Collected data:
####################

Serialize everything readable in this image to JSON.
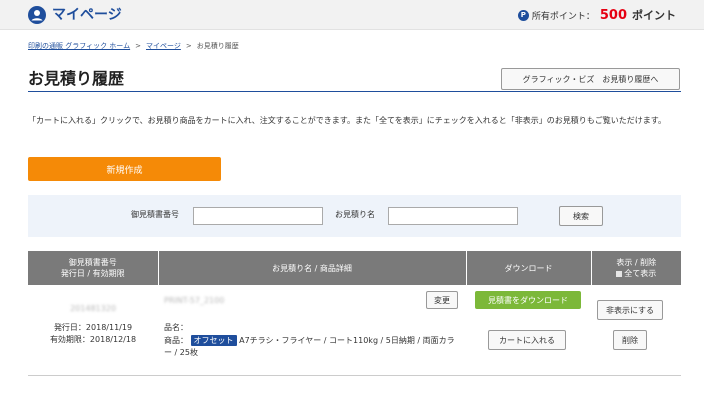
{
  "header": {
    "title": "マイページ",
    "points_icon": "P",
    "points_label": "所有ポイント：",
    "points_value": "500",
    "points_unit": "ポイント"
  },
  "breadcrumb": {
    "items": [
      "印刷の通販 グラフィック ホーム",
      "マイページ",
      "お見積り履歴"
    ],
    "separator": ">"
  },
  "page": {
    "title": "お見積り履歴",
    "history_button": "グラフィック・ビズ　お見積り履歴へ",
    "description": "「カートに入れる」クリックで、お見積り商品をカートに入れ、注文することができます。また「全てを表示」にチェックを入れると「非表示」のお見積りもご覧いただけます。",
    "new_button": "新規作成"
  },
  "search": {
    "number_label": "御見積書番号",
    "number_value": "",
    "name_label": "お見積り名",
    "name_value": "",
    "button": "検索"
  },
  "table": {
    "headers": {
      "number_line1": "御見積書番号",
      "number_line2": "発行日 / 有効期限",
      "name": "お見積り名 / 商品詳細",
      "download": "ダウンロード",
      "show_line1": "表示 / 削除",
      "show_line2": "全て表示"
    },
    "rows": [
      {
        "number": "201481320",
        "issue_date": "発行日：2018/11/19",
        "expiry": "有効期限：2018/12/18",
        "quote_name": "PRINT-57_2100",
        "change_button": "変更",
        "item_label": "品名：",
        "product_prefix": "商品：",
        "product_badge": "オフセット",
        "product_detail": "A7チラシ・フライヤー / コート110kg / 5日納期 / 両面カラー / 25枚",
        "download_button": "見積書をダウンロード",
        "cart_button": "カートに入れる",
        "hide_button": "非表示にする",
        "delete_button": "削除"
      }
    ]
  },
  "colors": {
    "brand": "#1f4e9c",
    "orange": "#f58a07",
    "green": "#7cb839",
    "points_red": "#e60012",
    "header_gray": "#7a7a7a"
  }
}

####################

The task. Quote each record exactly as it stands, minus the pictures.

Correct result.
Serialize everything readable in this image to JSON.
{
  "header": {
    "title": "マイページ",
    "points_icon": "P",
    "points_label": "所有ポイント：",
    "points_value": "500",
    "points_unit": "ポイント"
  },
  "breadcrumb": {
    "items": [
      "印刷の通販 グラフィック ホーム",
      "マイページ",
      "お見積り履歴"
    ],
    "separator": ">"
  },
  "page": {
    "title": "お見積り履歴",
    "history_button": "グラフィック・ビズ　お見積り履歴へ",
    "description": "「カートに入れる」クリックで、お見積り商品をカートに入れ、注文することができます。また「全てを表示」にチェックを入れると「非表示」のお見積りもご覧いただけます。",
    "new_button": "新規作成"
  },
  "search": {
    "number_label": "御見積書番号",
    "number_value": "",
    "name_label": "お見積り名",
    "name_value": "",
    "button": "検索"
  },
  "table": {
    "headers": {
      "number_line1": "御見積書番号",
      "number_line2": "発行日 / 有効期限",
      "name": "お見積り名 / 商品詳細",
      "download": "ダウンロード",
      "show_line1": "表示 / 削除",
      "show_line2": "全て表示"
    },
    "rows": [
      {
        "number": "201481320",
        "issue_date": "発行日：2018/11/19",
        "expiry": "有効期限：2018/12/18",
        "quote_name": "PRINT-57_2100",
        "change_button": "変更",
        "item_label": "品名：",
        "product_prefix": "商品：",
        "product_badge": "オフセット",
        "product_detail": "A7チラシ・フライヤー / コート110kg / 5日納期 / 両面カラー / 25枚",
        "download_button": "見積書をダウンロード",
        "cart_button": "カートに入れる",
        "hide_button": "非表示にする",
        "delete_button": "削除"
      }
    ]
  },
  "colors": {
    "brand": "#1f4e9c",
    "orange": "#f58a07",
    "green": "#7cb839",
    "points_red": "#e60012",
    "header_gray": "#7a7a7a"
  }
}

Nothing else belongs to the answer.